- REQUIRED TASK:
Copy out all the lines in the records that include the word "JSON".

· · · · ·

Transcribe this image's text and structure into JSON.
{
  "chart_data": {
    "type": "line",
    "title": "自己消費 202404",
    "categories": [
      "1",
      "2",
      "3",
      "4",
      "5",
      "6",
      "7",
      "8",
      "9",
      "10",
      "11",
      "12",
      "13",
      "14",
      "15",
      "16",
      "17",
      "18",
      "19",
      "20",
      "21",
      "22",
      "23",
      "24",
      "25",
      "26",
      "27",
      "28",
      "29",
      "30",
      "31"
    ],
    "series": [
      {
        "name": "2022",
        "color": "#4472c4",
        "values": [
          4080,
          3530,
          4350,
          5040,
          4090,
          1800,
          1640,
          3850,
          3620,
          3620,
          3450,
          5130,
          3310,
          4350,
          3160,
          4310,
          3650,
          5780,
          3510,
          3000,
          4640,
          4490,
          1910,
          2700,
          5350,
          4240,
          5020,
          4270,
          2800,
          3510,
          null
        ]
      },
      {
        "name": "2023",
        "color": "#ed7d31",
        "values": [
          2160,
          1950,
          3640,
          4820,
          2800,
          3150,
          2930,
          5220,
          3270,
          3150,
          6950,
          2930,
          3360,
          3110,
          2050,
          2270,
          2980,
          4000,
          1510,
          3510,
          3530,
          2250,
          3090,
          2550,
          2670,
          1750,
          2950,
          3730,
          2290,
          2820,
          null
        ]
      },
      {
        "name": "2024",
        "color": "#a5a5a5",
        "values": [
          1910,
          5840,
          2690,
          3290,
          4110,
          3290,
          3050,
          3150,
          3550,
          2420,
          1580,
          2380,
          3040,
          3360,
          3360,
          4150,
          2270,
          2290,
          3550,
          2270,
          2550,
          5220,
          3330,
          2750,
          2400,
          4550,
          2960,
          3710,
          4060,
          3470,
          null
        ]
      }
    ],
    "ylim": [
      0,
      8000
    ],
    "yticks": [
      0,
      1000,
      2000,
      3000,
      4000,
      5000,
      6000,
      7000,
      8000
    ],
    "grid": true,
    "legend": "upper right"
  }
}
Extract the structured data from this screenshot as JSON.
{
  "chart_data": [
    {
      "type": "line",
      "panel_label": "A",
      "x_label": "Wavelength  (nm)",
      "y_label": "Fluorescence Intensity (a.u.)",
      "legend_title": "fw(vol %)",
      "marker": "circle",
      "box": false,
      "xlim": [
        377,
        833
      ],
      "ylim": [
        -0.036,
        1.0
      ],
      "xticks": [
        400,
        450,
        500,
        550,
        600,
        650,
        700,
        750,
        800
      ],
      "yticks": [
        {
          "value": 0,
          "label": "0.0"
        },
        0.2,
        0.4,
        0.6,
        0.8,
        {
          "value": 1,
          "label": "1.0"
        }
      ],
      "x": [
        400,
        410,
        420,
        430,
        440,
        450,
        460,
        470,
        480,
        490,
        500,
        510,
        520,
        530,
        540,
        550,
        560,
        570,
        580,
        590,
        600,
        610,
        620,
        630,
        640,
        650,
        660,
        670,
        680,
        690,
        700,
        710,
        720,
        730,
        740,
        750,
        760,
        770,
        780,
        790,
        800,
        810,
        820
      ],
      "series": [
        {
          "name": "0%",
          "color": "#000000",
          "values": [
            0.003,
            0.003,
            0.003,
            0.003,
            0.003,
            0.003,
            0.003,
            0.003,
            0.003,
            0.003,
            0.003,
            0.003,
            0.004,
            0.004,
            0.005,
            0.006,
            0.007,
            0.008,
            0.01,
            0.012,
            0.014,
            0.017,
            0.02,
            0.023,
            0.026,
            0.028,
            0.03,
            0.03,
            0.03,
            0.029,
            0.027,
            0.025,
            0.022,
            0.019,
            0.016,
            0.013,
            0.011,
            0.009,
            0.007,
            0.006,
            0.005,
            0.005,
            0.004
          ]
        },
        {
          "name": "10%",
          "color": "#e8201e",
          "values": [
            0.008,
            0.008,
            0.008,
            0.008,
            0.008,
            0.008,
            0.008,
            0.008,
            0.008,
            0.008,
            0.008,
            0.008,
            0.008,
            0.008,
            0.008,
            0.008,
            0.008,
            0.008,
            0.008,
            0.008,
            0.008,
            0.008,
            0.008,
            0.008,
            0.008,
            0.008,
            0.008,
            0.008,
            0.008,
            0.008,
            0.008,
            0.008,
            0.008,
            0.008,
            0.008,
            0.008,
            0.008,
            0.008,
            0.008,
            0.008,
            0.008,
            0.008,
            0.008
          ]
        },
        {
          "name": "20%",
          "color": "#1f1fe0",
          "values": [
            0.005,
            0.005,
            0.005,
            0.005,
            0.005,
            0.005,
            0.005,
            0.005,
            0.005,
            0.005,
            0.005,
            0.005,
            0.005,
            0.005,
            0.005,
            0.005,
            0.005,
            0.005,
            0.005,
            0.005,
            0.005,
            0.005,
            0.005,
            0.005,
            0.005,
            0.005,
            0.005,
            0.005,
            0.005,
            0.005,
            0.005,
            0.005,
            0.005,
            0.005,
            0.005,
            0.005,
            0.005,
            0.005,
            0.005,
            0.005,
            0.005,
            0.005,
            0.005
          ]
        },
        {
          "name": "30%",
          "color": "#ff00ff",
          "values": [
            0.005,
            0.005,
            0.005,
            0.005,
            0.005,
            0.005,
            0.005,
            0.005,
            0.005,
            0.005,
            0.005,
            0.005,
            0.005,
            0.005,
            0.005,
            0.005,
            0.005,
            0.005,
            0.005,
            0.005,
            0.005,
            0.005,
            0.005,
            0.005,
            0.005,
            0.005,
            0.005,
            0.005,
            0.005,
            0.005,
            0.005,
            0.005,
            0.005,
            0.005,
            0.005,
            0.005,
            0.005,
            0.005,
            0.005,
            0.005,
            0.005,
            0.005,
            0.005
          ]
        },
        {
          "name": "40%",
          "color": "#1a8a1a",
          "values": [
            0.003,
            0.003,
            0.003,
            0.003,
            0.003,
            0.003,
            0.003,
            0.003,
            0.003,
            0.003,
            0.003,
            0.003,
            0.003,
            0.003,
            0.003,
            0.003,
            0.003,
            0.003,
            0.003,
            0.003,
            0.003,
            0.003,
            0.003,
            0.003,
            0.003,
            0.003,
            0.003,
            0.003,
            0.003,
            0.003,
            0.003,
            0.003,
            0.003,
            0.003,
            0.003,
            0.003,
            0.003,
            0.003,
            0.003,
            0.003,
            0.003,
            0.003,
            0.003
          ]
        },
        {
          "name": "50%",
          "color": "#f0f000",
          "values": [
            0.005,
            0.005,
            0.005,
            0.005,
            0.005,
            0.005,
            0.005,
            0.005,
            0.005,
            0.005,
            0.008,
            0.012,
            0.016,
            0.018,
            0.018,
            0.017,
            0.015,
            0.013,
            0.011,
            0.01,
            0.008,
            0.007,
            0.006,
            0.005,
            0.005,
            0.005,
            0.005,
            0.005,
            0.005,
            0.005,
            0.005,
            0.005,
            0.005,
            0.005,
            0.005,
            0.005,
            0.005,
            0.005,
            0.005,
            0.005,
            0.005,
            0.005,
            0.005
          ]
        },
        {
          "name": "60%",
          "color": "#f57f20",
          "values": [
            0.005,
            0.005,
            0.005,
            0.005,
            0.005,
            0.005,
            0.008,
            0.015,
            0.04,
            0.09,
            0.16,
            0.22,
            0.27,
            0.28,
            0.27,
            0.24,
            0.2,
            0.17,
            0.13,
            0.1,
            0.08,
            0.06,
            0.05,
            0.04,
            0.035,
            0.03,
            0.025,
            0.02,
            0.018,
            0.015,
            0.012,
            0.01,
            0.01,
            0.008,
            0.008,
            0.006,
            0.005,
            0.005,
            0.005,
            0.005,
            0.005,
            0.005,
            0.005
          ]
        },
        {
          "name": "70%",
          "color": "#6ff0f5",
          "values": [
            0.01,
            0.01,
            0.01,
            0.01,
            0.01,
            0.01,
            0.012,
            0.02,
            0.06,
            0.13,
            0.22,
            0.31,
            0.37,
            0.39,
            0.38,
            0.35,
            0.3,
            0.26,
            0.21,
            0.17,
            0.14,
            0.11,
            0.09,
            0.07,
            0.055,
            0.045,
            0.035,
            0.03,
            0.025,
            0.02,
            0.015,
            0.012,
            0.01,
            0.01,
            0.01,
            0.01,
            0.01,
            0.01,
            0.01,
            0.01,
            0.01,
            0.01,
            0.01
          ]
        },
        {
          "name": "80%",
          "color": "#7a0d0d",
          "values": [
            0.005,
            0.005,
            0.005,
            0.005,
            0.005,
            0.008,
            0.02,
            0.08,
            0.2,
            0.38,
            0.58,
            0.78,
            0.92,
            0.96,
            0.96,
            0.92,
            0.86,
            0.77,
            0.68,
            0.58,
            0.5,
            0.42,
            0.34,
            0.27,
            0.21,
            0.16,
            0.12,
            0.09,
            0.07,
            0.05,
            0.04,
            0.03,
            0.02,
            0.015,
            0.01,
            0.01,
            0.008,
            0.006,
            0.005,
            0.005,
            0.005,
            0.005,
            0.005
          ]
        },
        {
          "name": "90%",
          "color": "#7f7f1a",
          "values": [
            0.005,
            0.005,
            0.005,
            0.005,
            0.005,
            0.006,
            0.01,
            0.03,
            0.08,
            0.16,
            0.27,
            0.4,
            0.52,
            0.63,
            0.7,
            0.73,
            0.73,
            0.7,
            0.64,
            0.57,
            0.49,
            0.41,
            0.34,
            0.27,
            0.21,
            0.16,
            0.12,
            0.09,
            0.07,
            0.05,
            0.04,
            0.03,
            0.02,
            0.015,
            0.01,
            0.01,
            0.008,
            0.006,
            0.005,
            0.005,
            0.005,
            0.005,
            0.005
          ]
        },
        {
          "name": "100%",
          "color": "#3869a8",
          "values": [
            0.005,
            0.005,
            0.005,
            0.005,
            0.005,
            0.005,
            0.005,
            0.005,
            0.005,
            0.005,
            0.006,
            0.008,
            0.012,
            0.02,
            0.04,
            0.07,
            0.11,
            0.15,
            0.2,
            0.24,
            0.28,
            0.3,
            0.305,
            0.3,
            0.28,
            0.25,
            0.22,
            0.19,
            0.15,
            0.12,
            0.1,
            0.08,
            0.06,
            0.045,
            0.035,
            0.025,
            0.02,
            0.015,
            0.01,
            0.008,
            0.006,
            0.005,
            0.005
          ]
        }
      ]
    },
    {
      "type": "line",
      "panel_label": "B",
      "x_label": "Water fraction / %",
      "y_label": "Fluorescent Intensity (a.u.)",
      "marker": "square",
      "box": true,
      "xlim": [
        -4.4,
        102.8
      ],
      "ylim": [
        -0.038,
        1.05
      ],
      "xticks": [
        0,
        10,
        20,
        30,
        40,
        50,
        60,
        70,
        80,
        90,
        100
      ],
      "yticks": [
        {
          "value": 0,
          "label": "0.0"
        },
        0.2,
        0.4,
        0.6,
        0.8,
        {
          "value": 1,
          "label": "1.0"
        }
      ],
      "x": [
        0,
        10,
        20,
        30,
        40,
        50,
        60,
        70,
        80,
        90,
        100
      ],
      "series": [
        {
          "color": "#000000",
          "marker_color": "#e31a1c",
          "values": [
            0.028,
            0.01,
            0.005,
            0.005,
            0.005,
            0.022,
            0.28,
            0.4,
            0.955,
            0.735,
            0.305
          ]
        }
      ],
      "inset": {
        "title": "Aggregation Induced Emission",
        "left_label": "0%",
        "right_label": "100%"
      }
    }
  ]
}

· · · · ·

- ANSWER FOR THIS EXERCISE:
Transcribe this image's text and structure into JSON.
Extract the structured data from this screenshot as JSON.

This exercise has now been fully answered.